_Short problem_: Take the line with "Transcribe this image's" and every line after it, through the end of the listing, and give them again exactly, pictures excluded.

_Extracted material_:
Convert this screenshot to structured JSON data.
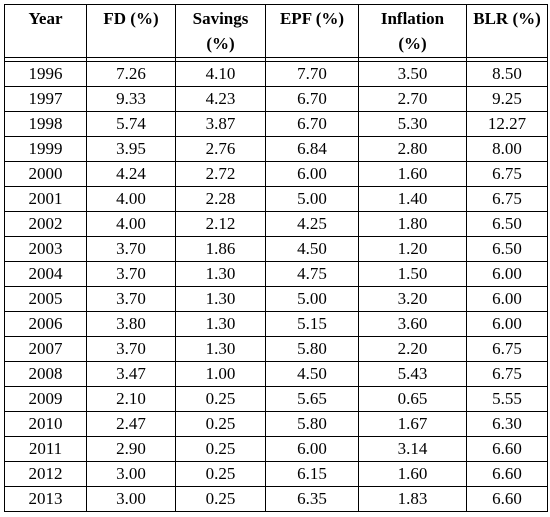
{
  "table": {
    "headers": [
      {
        "line1": "Year",
        "line2": ""
      },
      {
        "line1": "FD (%)",
        "line2": ""
      },
      {
        "line1": "Savings",
        "line2": "(%)"
      },
      {
        "line1": "EPF (%)",
        "line2": ""
      },
      {
        "line1": "Inflation",
        "line2": "(%)"
      },
      {
        "line1": "BLR (%)",
        "line2": ""
      }
    ],
    "rows": [
      [
        "1996",
        "7.26",
        "4.10",
        "7.70",
        "3.50",
        "8.50"
      ],
      [
        "1997",
        "9.33",
        "4.23",
        "6.70",
        "2.70",
        "9.25"
      ],
      [
        "1998",
        "5.74",
        "3.87",
        "6.70",
        "5.30",
        "12.27"
      ],
      [
        "1999",
        "3.95",
        "2.76",
        "6.84",
        "2.80",
        "8.00"
      ],
      [
        "2000",
        "4.24",
        "2.72",
        "6.00",
        "1.60",
        "6.75"
      ],
      [
        "2001",
        "4.00",
        "2.28",
        "5.00",
        "1.40",
        "6.75"
      ],
      [
        "2002",
        "4.00",
        "2.12",
        "4.25",
        "1.80",
        "6.50"
      ],
      [
        "2003",
        "3.70",
        "1.86",
        "4.50",
        "1.20",
        "6.50"
      ],
      [
        "2004",
        "3.70",
        "1.30",
        "4.75",
        "1.50",
        "6.00"
      ],
      [
        "2005",
        "3.70",
        "1.30",
        "5.00",
        "3.20",
        "6.00"
      ],
      [
        "2006",
        "3.80",
        "1.30",
        "5.15",
        "3.60",
        "6.00"
      ],
      [
        "2007",
        "3.70",
        "1.30",
        "5.80",
        "2.20",
        "6.75"
      ],
      [
        "2008",
        "3.47",
        "1.00",
        "4.50",
        "5.43",
        "6.75"
      ],
      [
        "2009",
        "2.10",
        "0.25",
        "5.65",
        "0.65",
        "5.55"
      ],
      [
        "2010",
        "2.47",
        "0.25",
        "5.80",
        "1.67",
        "6.30"
      ],
      [
        "2011",
        "2.90",
        "0.25",
        "6.00",
        "3.14",
        "6.60"
      ],
      [
        "2012",
        "3.00",
        "0.25",
        "6.15",
        "1.60",
        "6.60"
      ],
      [
        "2013",
        "3.00",
        "0.25",
        "6.35",
        "1.83",
        "6.60"
      ]
    ]
  }
}
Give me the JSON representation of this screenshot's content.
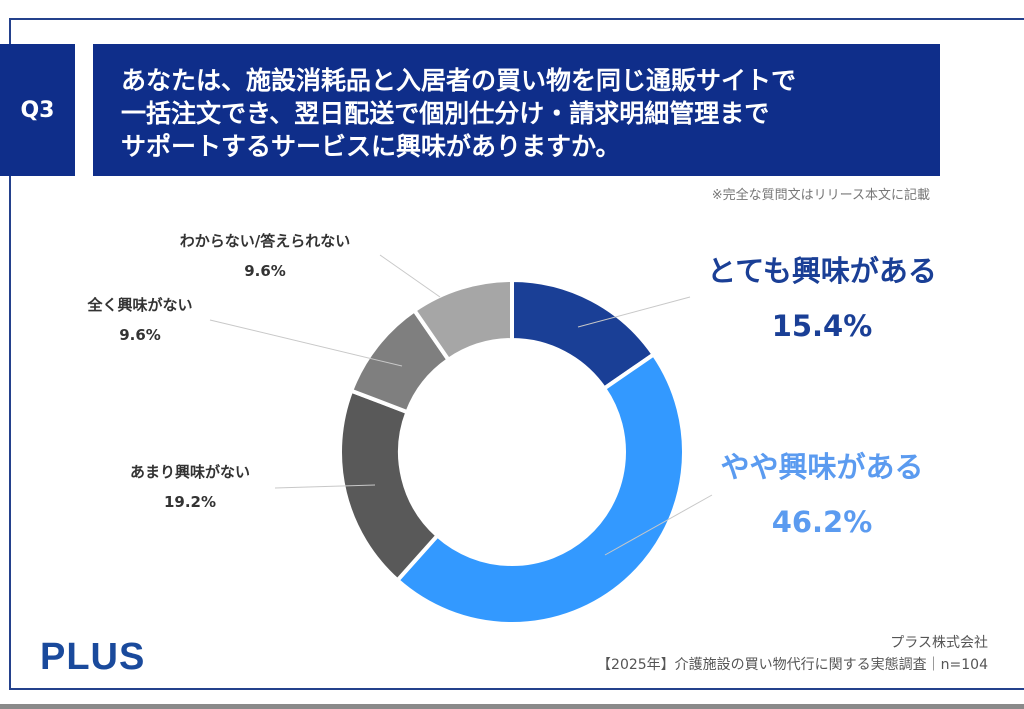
{
  "question_label": "Q3",
  "question_text": "あなたは、施設消耗品と入居者の買い物を同じ通販サイトで\n一括注文でき、翌日配送で個別仕分け・請求明細管理まで\nサポートするサービスに興味がありますか。",
  "note": "※完全な質問文はリリース本文に記載",
  "logo": "PLUS",
  "footer": {
    "company": "プラス株式会社",
    "survey": "【2025年】介護施設の買い物代行に関する実態調査｜n=104"
  },
  "chart_data": {
    "type": "pie",
    "donut": true,
    "categories": [
      "とても興味がある",
      "やや興味がある",
      "あまり興味がない",
      "全く興味がない",
      "わからない/答えられない"
    ],
    "values": [
      15.4,
      46.2,
      19.2,
      9.6,
      9.6
    ],
    "labels": [
      "15.4%",
      "46.2%",
      "19.2%",
      "9.6%",
      "9.6%"
    ],
    "colors": [
      "#1a3f96",
      "#3399ff",
      "#595959",
      "#7f7f7f",
      "#a6a6a6"
    ]
  }
}
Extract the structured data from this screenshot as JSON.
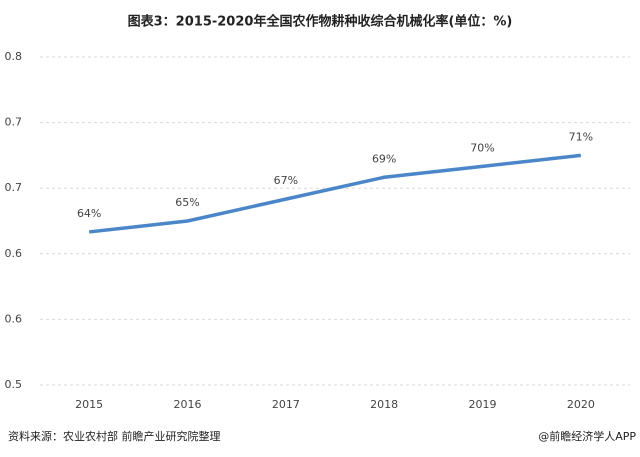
{
  "chart_data": {
    "type": "line",
    "title": "图表3：2015-2020年全国农作物耕种收综合机械化率(单位：%)",
    "categories": [
      "2015",
      "2016",
      "2017",
      "2018",
      "2019",
      "2020"
    ],
    "series": [
      {
        "name": "综合机械化率",
        "color": "#4a86c8",
        "values": [
          0.64,
          0.65,
          0.67,
          0.69,
          0.7,
          0.71
        ],
        "value_labels": [
          "64%",
          "65%",
          "67%",
          "69%",
          "70%",
          "71%"
        ]
      }
    ],
    "ylim": [
      0.5,
      0.8
    ],
    "yticks": [
      {
        "value": 0.8,
        "label": "0.8"
      },
      {
        "value": 0.74,
        "label": "0.7"
      },
      {
        "value": 0.68,
        "label": "0.7"
      },
      {
        "value": 0.62,
        "label": "0.6"
      },
      {
        "value": 0.56,
        "label": "0.6"
      },
      {
        "value": 0.5,
        "label": "0.5"
      }
    ],
    "grid": true,
    "source": "资料来源：农业农村部 前瞻产业研究院整理",
    "credit": "@前瞻经济学人APP"
  }
}
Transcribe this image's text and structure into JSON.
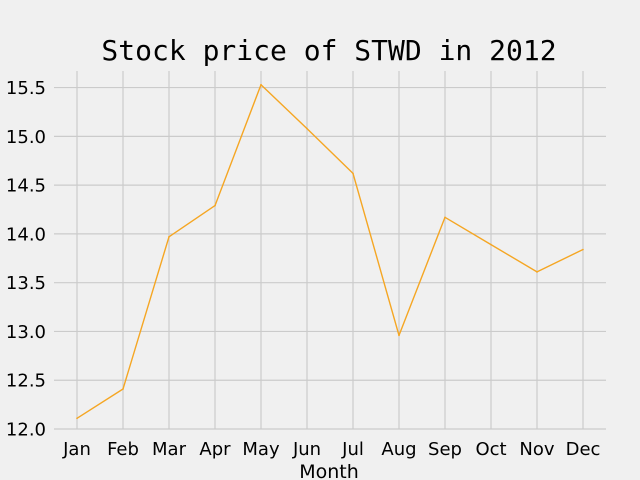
{
  "chart_data": {
    "type": "line",
    "title": "Stock price of STWD in 2012",
    "xlabel": "Month",
    "ylabel": "",
    "categories": [
      "Jan",
      "Feb",
      "Mar",
      "Apr",
      "May",
      "Jun",
      "Jul",
      "Aug",
      "Sep",
      "Oct",
      "Nov",
      "Dec"
    ],
    "series": [
      {
        "values": [
          12.11,
          12.41,
          13.97,
          14.29,
          15.53,
          15.08,
          14.62,
          12.96,
          14.17,
          13.89,
          13.61,
          13.84
        ],
        "color": "#f5a623"
      }
    ],
    "ylim": [
      12.0,
      15.67
    ],
    "yticks": [
      12.0,
      12.5,
      13.0,
      13.5,
      14.0,
      14.5,
      15.0,
      15.5
    ],
    "ytick_labels": [
      "12.0",
      "12.5",
      "13.0",
      "13.5",
      "14.0",
      "14.5",
      "15.0",
      "15.5"
    ],
    "grid": true,
    "grid_color": "#cbcbcb",
    "background_color": "#f0f0f0"
  }
}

_Final answer_:
Transcribe this image's text and structure into JSON.
{
  "chart_data": {
    "type": "line",
    "title": "Stock price of STWD in 2012",
    "xlabel": "Month",
    "ylabel": "",
    "categories": [
      "Jan",
      "Feb",
      "Mar",
      "Apr",
      "May",
      "Jun",
      "Jul",
      "Aug",
      "Sep",
      "Oct",
      "Nov",
      "Dec"
    ],
    "series": [
      {
        "values": [
          12.11,
          12.41,
          13.97,
          14.29,
          15.53,
          15.08,
          14.62,
          12.96,
          14.17,
          13.89,
          13.61,
          13.84
        ],
        "color": "#f5a623"
      }
    ],
    "ylim": [
      12.0,
      15.67
    ],
    "yticks": [
      12.0,
      12.5,
      13.0,
      13.5,
      14.0,
      14.5,
      15.0,
      15.5
    ],
    "ytick_labels": [
      "12.0",
      "12.5",
      "13.0",
      "13.5",
      "14.0",
      "14.5",
      "15.0",
      "15.5"
    ],
    "grid": true,
    "grid_color": "#cbcbcb",
    "background_color": "#f0f0f0"
  }
}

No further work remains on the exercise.